Collected data:

◇ ◇ ◇ ◇ ◇

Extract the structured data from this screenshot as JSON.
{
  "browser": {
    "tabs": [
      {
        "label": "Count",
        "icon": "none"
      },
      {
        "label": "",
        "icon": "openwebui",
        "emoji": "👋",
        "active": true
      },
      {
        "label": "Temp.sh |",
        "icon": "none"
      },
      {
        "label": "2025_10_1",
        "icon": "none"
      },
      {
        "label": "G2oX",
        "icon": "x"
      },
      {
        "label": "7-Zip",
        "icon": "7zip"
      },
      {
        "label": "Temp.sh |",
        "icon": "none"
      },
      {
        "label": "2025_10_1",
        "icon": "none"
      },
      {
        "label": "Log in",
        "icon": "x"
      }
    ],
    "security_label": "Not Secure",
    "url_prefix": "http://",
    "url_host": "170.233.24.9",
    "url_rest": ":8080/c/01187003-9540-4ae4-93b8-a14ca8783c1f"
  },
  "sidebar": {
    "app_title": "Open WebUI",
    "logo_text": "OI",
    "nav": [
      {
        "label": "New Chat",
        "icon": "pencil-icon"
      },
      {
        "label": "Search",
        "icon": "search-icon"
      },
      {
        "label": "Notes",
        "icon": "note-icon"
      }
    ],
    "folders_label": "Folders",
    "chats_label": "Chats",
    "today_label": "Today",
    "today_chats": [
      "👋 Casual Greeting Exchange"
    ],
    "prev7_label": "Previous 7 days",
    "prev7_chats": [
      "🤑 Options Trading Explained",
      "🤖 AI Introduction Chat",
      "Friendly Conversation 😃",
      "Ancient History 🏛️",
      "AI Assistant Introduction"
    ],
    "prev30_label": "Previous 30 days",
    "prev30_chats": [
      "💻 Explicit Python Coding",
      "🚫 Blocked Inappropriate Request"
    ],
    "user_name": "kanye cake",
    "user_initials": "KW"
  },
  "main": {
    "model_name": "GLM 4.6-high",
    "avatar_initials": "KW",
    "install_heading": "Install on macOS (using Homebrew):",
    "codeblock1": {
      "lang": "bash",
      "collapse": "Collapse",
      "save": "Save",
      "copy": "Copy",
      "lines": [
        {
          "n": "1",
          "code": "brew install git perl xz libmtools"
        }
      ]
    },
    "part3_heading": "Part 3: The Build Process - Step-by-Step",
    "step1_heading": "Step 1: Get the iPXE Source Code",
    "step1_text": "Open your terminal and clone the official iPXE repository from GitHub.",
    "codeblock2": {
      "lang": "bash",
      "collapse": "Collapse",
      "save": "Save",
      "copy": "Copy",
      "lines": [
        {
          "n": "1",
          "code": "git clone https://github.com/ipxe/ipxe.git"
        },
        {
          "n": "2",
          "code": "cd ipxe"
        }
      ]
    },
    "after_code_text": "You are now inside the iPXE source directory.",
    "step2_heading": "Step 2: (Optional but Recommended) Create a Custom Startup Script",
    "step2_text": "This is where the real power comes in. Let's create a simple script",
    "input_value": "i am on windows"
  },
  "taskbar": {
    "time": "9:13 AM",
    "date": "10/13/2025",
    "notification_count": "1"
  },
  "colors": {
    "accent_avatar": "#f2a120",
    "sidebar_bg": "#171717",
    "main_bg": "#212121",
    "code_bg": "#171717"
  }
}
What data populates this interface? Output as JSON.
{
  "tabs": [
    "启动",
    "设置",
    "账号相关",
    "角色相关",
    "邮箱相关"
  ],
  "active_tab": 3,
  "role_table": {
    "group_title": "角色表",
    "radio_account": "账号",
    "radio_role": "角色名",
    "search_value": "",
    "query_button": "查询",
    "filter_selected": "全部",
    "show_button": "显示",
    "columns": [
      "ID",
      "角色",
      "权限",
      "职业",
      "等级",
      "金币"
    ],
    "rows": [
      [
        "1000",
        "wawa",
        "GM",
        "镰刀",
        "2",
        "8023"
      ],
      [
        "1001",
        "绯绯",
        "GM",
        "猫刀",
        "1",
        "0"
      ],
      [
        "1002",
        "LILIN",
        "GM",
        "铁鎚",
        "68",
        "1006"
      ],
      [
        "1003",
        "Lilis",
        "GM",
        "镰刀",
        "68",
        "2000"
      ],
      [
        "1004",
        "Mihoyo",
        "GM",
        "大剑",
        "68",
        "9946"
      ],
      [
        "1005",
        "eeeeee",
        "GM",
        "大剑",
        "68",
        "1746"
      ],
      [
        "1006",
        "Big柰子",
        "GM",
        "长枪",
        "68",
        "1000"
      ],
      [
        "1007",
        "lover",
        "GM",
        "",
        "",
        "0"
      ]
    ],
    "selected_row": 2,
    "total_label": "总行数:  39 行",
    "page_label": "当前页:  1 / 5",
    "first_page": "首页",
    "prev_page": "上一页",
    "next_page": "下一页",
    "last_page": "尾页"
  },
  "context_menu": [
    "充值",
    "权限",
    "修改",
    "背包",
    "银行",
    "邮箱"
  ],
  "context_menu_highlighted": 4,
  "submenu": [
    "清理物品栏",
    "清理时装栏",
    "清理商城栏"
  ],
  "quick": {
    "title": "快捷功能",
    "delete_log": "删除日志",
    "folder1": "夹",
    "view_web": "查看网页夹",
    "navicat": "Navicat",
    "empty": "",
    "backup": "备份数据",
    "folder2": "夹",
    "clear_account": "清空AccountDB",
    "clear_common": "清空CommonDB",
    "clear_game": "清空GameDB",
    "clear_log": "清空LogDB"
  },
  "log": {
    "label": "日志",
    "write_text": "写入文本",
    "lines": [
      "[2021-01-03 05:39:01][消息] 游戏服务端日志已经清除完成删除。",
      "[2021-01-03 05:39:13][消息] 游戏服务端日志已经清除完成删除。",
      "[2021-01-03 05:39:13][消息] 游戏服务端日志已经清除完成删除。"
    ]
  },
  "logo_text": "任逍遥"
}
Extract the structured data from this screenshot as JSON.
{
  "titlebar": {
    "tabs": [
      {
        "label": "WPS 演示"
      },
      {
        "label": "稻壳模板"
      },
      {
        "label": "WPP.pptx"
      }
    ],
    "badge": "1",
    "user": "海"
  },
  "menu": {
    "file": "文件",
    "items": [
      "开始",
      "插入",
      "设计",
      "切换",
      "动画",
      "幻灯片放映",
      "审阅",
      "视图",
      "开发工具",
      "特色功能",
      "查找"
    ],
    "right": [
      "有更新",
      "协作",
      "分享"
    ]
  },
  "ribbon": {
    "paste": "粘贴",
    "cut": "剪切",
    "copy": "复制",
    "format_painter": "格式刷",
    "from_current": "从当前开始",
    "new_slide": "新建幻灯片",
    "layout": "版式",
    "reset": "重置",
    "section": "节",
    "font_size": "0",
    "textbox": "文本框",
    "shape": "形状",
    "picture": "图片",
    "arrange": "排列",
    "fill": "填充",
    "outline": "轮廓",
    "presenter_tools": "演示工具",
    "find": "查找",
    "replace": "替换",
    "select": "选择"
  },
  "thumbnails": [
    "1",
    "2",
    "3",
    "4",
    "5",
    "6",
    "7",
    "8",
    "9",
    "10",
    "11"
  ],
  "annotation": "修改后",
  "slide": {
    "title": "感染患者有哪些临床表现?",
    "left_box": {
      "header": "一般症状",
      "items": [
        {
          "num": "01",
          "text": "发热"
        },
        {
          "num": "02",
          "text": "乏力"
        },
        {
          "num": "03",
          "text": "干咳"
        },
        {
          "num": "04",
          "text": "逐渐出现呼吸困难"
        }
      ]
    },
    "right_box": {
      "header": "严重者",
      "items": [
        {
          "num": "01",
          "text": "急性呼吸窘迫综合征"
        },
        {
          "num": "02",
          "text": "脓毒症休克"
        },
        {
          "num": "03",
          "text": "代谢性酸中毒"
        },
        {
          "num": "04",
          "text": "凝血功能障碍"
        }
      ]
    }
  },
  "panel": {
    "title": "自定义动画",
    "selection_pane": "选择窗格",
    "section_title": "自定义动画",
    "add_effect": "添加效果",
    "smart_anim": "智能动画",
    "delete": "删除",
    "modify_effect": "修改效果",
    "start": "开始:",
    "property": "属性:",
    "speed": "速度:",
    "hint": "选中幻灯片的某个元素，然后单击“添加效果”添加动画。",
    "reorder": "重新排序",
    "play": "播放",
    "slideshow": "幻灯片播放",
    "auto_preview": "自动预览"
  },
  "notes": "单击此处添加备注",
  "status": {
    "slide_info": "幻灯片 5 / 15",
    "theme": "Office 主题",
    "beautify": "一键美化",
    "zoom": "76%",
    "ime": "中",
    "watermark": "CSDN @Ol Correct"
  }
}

◇ ◇ ◇ ◇ ◇

(Task to complete) Pick out the lines containing the word "游戏服务端日志已经清除完成删除" and show them.

(Output of the task)
      "[2021-01-03 05:39:01][消息] 游戏服务端日志已经清除完成删除。",
      "[2021-01-03 05:39:13][消息] 游戏服务端日志已经清除完成删除。",
      "[2021-01-03 05:39:13][消息] 游戏服务端日志已经清除完成删除。"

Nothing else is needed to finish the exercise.